→ **Prompt**
Comb the records below for the string "alkalmasságát" and copy each line where it turns up.
_____
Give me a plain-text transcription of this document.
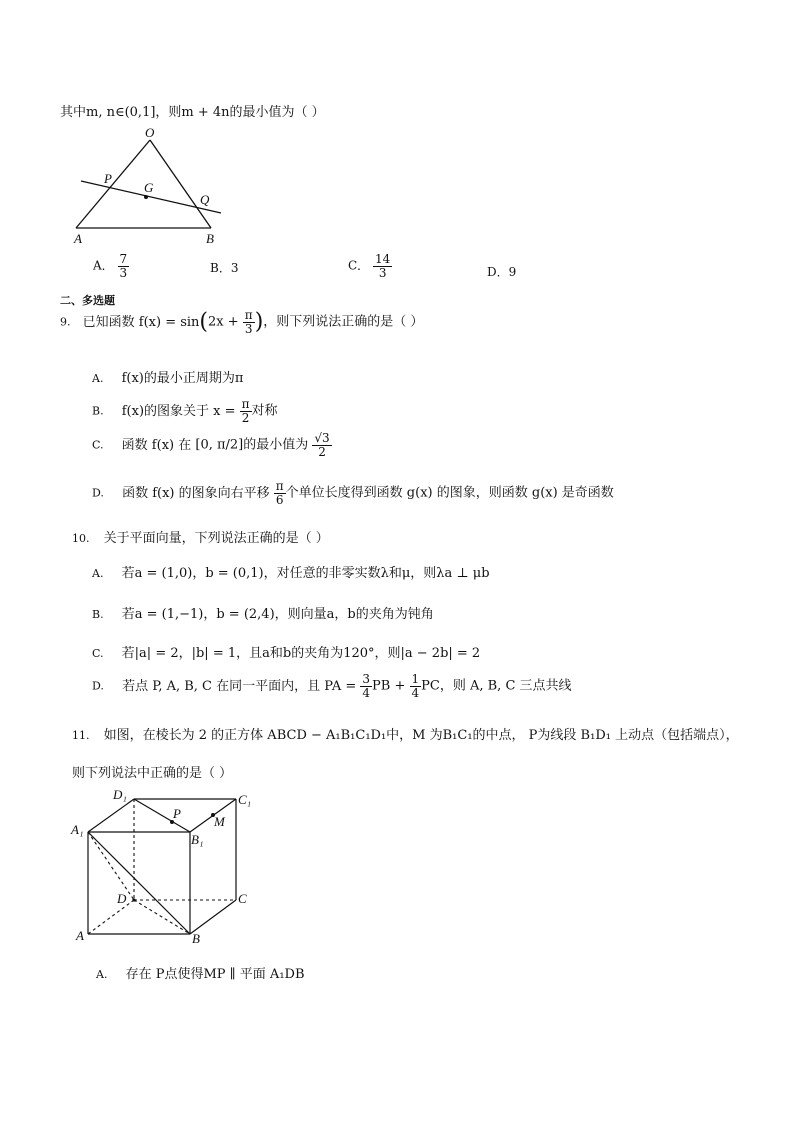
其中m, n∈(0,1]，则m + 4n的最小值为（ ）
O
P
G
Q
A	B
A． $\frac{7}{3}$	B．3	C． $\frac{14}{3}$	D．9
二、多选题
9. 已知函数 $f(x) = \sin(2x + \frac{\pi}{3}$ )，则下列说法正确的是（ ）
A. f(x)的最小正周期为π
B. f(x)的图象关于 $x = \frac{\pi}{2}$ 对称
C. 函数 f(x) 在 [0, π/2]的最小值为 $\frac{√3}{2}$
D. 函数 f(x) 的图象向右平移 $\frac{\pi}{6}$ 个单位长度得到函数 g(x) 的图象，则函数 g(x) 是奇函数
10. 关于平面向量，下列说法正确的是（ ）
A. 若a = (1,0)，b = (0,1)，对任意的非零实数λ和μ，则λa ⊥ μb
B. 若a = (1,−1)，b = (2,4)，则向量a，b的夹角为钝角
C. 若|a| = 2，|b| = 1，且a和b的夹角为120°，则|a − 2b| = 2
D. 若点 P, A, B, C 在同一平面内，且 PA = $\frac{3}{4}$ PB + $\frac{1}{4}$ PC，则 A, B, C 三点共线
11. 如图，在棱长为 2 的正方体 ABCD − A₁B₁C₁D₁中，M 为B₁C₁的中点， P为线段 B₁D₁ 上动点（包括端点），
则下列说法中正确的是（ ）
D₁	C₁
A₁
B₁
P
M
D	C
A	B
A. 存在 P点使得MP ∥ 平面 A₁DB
_____
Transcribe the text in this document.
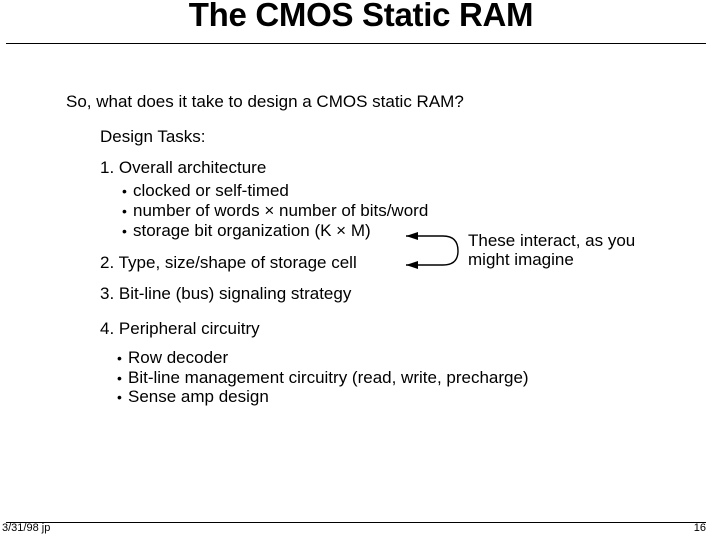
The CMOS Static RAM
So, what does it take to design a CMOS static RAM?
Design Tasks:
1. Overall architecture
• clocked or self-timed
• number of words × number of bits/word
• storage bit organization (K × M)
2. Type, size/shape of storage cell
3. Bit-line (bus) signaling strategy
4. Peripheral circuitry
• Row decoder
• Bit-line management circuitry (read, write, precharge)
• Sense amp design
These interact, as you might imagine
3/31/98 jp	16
_____
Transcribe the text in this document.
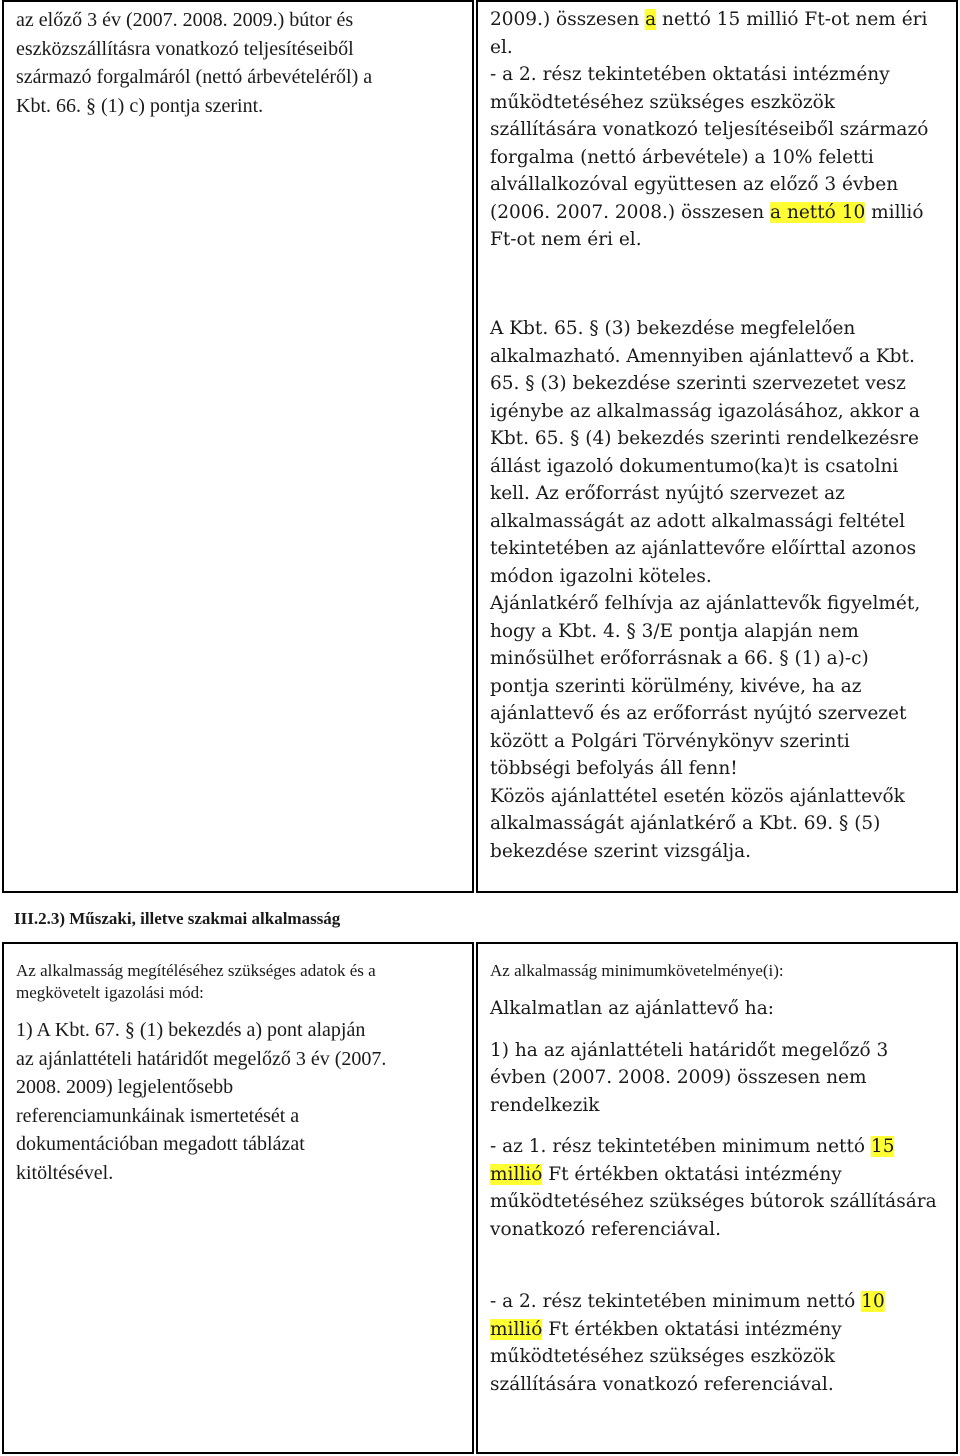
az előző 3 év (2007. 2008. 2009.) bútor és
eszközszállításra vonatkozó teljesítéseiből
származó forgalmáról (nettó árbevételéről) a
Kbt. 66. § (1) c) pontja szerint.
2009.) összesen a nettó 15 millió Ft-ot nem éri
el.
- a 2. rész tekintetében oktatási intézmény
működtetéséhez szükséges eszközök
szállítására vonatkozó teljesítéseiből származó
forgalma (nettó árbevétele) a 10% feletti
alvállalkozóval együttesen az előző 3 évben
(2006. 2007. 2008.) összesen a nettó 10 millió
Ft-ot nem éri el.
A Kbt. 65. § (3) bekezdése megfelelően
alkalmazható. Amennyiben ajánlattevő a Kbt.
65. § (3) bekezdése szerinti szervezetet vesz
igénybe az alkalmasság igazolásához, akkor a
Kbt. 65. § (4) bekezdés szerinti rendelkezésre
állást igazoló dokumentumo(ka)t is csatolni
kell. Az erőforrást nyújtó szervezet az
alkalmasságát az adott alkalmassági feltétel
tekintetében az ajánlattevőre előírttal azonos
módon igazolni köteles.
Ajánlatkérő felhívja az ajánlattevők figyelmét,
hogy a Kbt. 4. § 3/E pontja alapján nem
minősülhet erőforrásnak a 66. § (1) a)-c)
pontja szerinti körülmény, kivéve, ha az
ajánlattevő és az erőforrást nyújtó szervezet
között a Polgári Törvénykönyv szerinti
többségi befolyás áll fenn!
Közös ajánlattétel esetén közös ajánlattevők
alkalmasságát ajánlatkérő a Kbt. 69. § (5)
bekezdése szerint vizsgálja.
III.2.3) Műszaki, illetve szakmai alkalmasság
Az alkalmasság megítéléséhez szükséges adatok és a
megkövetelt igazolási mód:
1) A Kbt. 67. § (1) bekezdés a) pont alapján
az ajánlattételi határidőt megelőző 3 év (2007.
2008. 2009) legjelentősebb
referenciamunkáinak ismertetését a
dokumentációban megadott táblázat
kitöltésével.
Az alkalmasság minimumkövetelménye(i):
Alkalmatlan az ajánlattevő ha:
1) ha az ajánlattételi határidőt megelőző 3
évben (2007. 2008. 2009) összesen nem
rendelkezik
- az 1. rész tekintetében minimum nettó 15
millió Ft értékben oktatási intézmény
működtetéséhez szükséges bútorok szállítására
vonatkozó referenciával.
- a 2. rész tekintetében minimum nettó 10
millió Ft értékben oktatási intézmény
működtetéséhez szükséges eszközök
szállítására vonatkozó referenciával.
_____
→ **Task solution**
alkalmasságát az adott alkalmassági feltétel
alkalmasságát ajánlatkérő a Kbt. 69. § (5)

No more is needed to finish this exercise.